__What you have to do__: Rewrite the records below, changing every "option-label" to "choice-label" and leaving everything else untouched.

+++

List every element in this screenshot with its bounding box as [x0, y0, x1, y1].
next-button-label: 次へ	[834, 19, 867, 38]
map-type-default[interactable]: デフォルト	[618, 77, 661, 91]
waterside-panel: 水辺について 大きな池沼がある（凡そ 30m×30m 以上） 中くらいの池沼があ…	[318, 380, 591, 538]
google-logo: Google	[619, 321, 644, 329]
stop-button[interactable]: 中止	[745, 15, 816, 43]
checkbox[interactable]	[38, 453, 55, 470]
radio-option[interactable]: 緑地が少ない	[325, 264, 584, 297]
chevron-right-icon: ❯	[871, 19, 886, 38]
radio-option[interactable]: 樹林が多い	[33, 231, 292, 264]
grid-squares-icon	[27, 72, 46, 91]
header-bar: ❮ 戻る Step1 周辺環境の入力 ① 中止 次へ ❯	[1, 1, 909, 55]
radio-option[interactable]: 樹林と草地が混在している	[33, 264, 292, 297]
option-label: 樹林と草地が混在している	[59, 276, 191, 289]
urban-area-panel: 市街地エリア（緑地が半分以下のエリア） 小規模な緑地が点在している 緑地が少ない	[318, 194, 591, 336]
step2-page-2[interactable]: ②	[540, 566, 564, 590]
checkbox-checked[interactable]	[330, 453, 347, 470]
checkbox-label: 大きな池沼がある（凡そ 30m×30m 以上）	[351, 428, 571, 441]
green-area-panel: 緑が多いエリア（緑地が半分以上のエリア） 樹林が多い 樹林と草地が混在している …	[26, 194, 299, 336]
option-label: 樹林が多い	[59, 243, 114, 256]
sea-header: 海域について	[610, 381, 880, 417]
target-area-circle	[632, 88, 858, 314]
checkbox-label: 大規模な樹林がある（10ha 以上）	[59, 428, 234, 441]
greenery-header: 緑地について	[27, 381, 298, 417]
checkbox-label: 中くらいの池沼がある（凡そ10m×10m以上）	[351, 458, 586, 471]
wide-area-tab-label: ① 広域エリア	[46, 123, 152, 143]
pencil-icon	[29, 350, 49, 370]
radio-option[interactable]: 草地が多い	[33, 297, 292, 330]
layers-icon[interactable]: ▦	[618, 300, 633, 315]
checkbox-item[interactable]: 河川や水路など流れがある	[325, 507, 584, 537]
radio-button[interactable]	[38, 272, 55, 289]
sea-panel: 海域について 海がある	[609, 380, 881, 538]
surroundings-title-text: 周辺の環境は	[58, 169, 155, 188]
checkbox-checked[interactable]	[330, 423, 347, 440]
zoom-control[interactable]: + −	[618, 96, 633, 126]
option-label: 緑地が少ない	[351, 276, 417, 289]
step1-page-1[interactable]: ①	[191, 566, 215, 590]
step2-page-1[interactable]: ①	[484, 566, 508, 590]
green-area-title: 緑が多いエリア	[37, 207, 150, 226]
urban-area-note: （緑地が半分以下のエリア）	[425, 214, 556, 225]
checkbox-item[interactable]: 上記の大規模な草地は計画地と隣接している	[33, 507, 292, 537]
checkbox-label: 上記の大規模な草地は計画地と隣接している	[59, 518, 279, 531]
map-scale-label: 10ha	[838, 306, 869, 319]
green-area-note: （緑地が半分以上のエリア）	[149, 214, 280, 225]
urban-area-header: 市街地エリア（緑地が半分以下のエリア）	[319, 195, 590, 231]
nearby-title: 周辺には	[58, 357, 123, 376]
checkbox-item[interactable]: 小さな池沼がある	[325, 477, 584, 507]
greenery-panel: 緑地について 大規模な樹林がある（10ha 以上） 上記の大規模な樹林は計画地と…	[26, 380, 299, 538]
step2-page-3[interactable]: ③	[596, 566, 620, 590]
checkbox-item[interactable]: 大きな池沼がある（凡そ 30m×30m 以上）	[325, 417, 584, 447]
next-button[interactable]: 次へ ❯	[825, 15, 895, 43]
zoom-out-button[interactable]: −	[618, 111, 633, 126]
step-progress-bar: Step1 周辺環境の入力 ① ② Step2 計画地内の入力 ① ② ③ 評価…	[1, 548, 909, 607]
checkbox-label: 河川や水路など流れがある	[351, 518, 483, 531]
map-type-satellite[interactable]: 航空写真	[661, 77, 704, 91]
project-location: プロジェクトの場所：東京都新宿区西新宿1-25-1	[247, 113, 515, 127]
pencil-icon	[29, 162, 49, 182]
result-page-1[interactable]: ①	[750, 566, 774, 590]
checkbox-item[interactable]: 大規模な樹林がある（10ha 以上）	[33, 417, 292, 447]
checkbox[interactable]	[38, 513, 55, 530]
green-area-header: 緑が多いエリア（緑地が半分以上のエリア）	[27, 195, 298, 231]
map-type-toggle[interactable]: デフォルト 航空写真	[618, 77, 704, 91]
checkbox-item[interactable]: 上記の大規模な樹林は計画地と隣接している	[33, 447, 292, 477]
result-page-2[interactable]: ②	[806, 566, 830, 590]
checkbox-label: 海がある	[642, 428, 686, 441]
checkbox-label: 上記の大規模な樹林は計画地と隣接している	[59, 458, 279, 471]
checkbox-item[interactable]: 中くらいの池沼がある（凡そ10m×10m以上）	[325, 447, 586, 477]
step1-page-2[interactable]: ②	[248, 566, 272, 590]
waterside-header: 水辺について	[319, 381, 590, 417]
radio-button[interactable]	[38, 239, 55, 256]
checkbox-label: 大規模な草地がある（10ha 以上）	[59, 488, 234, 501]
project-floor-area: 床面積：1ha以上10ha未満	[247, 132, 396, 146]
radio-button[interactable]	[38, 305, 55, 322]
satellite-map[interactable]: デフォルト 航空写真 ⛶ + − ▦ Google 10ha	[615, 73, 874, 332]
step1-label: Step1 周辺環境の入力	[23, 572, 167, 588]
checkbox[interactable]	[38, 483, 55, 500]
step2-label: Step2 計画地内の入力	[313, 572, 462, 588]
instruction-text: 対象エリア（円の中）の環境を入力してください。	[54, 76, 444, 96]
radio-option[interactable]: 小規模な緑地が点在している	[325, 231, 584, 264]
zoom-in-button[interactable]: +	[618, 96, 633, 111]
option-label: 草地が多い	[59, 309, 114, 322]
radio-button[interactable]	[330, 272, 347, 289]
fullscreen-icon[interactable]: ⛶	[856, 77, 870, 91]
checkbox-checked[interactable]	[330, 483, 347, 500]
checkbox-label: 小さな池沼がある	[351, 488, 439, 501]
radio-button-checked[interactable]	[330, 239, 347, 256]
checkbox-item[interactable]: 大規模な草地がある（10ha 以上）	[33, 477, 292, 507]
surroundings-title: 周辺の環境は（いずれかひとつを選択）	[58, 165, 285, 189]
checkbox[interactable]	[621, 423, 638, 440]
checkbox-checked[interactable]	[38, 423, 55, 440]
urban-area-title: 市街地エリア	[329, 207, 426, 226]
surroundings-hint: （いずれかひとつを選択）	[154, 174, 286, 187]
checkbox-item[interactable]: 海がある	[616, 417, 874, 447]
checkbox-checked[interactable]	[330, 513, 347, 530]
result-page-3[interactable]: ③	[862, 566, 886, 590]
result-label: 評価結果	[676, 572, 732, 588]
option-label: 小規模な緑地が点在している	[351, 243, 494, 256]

+++

__Solution to the problem__:
List every element in this screenshot with its bounding box as [x0, y0, x1, y1].
next-button-label: 次へ	[834, 19, 867, 38]
map-type-default[interactable]: デフォルト	[618, 77, 661, 91]
waterside-panel: 水辺について 大きな池沼がある（凡そ 30m×30m 以上） 中くらいの池沼があ…	[318, 380, 591, 538]
google-logo: Google	[619, 321, 644, 329]
stop-button[interactable]: 中止	[745, 15, 816, 43]
checkbox[interactable]	[38, 453, 55, 470]
radio-option[interactable]: 緑地が少ない	[325, 264, 584, 297]
chevron-right-icon: ❯	[871, 19, 886, 38]
radio-option[interactable]: 樹林が多い	[33, 231, 292, 264]
grid-squares-icon	[27, 72, 46, 91]
header-bar: ❮ 戻る Step1 周辺環境の入力 ① 中止 次へ ❯	[1, 1, 909, 55]
radio-option[interactable]: 樹林と草地が混在している	[33, 264, 292, 297]
choice-label: 樹林と草地が混在している	[59, 276, 191, 289]
urban-area-panel: 市街地エリア（緑地が半分以下のエリア） 小規模な緑地が点在している 緑地が少ない	[318, 194, 591, 336]
step2-page-2[interactable]: ②	[540, 566, 564, 590]
checkbox-checked[interactable]	[330, 453, 347, 470]
checkbox-label: 大きな池沼がある（凡そ 30m×30m 以上）	[351, 428, 571, 441]
green-area-panel: 緑が多いエリア（緑地が半分以上のエリア） 樹林が多い 樹林と草地が混在している …	[26, 194, 299, 336]
choice-label: 樹林が多い	[59, 243, 114, 256]
sea-header: 海域について	[610, 381, 880, 417]
target-area-circle	[632, 88, 858, 314]
checkbox-label: 大規模な樹林がある（10ha 以上）	[59, 428, 234, 441]
greenery-header: 緑地について	[27, 381, 298, 417]
checkbox-label: 中くらいの池沼がある（凡そ10m×10m以上）	[351, 458, 586, 471]
wide-area-tab-label: ① 広域エリア	[46, 123, 152, 143]
pencil-icon	[29, 350, 49, 370]
radio-option[interactable]: 草地が多い	[33, 297, 292, 330]
layers-icon[interactable]: ▦	[618, 300, 633, 315]
checkbox-item[interactable]: 河川や水路など流れがある	[325, 507, 584, 537]
radio-button[interactable]	[38, 272, 55, 289]
sea-panel: 海域について 海がある	[609, 380, 881, 538]
surroundings-title-text: 周辺の環境は	[58, 169, 155, 188]
checkbox-checked[interactable]	[330, 423, 347, 440]
zoom-control[interactable]: + −	[618, 96, 633, 126]
choice-label: 緑地が少ない	[351, 276, 417, 289]
step1-page-1[interactable]: ①	[191, 566, 215, 590]
step2-page-1[interactable]: ①	[484, 566, 508, 590]
green-area-title: 緑が多いエリア	[37, 207, 150, 226]
urban-area-note: （緑地が半分以下のエリア）	[425, 214, 556, 225]
checkbox-item[interactable]: 上記の大規模な草地は計画地と隣接している	[33, 507, 292, 537]
checkbox-label: 上記の大規模な草地は計画地と隣接している	[59, 518, 279, 531]
map-scale-label: 10ha	[838, 306, 869, 319]
green-area-note: （緑地が半分以上のエリア）	[149, 214, 280, 225]
urban-area-header: 市街地エリア（緑地が半分以下のエリア）	[319, 195, 590, 231]
nearby-title: 周辺には	[58, 357, 123, 376]
checkbox-item[interactable]: 小さな池沼がある	[325, 477, 584, 507]
greenery-panel: 緑地について 大規模な樹林がある（10ha 以上） 上記の大規模な樹林は計画地と…	[26, 380, 299, 538]
step2-page-3[interactable]: ③	[596, 566, 620, 590]
checkbox-item[interactable]: 大きな池沼がある（凡そ 30m×30m 以上）	[325, 417, 584, 447]
next-button[interactable]: 次へ ❯	[825, 15, 895, 43]
zoom-out-button[interactable]: −	[618, 111, 633, 126]
step-progress-bar: Step1 周辺環境の入力 ① ② Step2 計画地内の入力 ① ② ③ 評価…	[1, 548, 909, 607]
checkbox-label: 河川や水路など流れがある	[351, 518, 483, 531]
map-type-satellite[interactable]: 航空写真	[661, 77, 704, 91]
project-location: プロジェクトの場所：東京都新宿区西新宿1-25-1	[247, 113, 515, 127]
pencil-icon	[29, 162, 49, 182]
result-page-1[interactable]: ①	[750, 566, 774, 590]
checkbox-item[interactable]: 大規模な樹林がある（10ha 以上）	[33, 417, 292, 447]
checkbox[interactable]	[38, 513, 55, 530]
green-area-header: 緑が多いエリア（緑地が半分以上のエリア）	[27, 195, 298, 231]
map-type-toggle[interactable]: デフォルト 航空写真	[618, 77, 704, 91]
checkbox-item[interactable]: 上記の大規模な樹林は計画地と隣接している	[33, 447, 292, 477]
result-page-2[interactable]: ②	[806, 566, 830, 590]
checkbox-label: 海がある	[642, 428, 686, 441]
checkbox-label: 上記の大規模な樹林は計画地と隣接している	[59, 458, 279, 471]
checkbox-item[interactable]: 中くらいの池沼がある（凡そ10m×10m以上）	[325, 447, 586, 477]
step1-page-2[interactable]: ②	[248, 566, 272, 590]
waterside-header: 水辺について	[319, 381, 590, 417]
radio-button[interactable]	[38, 239, 55, 256]
checkbox-label: 大規模な草地がある（10ha 以上）	[59, 488, 234, 501]
project-floor-area: 床面積：1ha以上10ha未満	[247, 132, 396, 146]
radio-button[interactable]	[38, 305, 55, 322]
satellite-map[interactable]: デフォルト 航空写真 ⛶ + − ▦ Google 10ha	[615, 73, 874, 332]
step1-label: Step1 周辺環境の入力	[23, 572, 167, 588]
checkbox[interactable]	[38, 483, 55, 500]
step2-label: Step2 計画地内の入力	[313, 572, 462, 588]
instruction-text: 対象エリア（円の中）の環境を入力してください。	[54, 76, 444, 96]
radio-option[interactable]: 小規模な緑地が点在している	[325, 231, 584, 264]
zoom-in-button[interactable]: +	[618, 96, 633, 111]
choice-label: 草地が多い	[59, 309, 114, 322]
radio-button[interactable]	[330, 272, 347, 289]
fullscreen-icon[interactable]: ⛶	[856, 77, 870, 91]
checkbox-checked[interactable]	[330, 483, 347, 500]
checkbox-label: 小さな池沼がある	[351, 488, 439, 501]
radio-button-checked[interactable]	[330, 239, 347, 256]
checkbox-item[interactable]: 大規模な草地がある（10ha 以上）	[33, 477, 292, 507]
surroundings-title: 周辺の環境は（いずれかひとつを選択）	[58, 165, 285, 189]
checkbox[interactable]	[621, 423, 638, 440]
checkbox-checked[interactable]	[38, 423, 55, 440]
urban-area-title: 市街地エリア	[329, 207, 426, 226]
surroundings-hint: （いずれかひとつを選択）	[154, 174, 286, 187]
checkbox-item[interactable]: 海がある	[616, 417, 874, 447]
checkbox-checked[interactable]	[330, 513, 347, 530]
result-page-3[interactable]: ③	[862, 566, 886, 590]
result-label: 評価結果	[676, 572, 732, 588]
choice-label: 小規模な緑地が点在している	[351, 243, 494, 256]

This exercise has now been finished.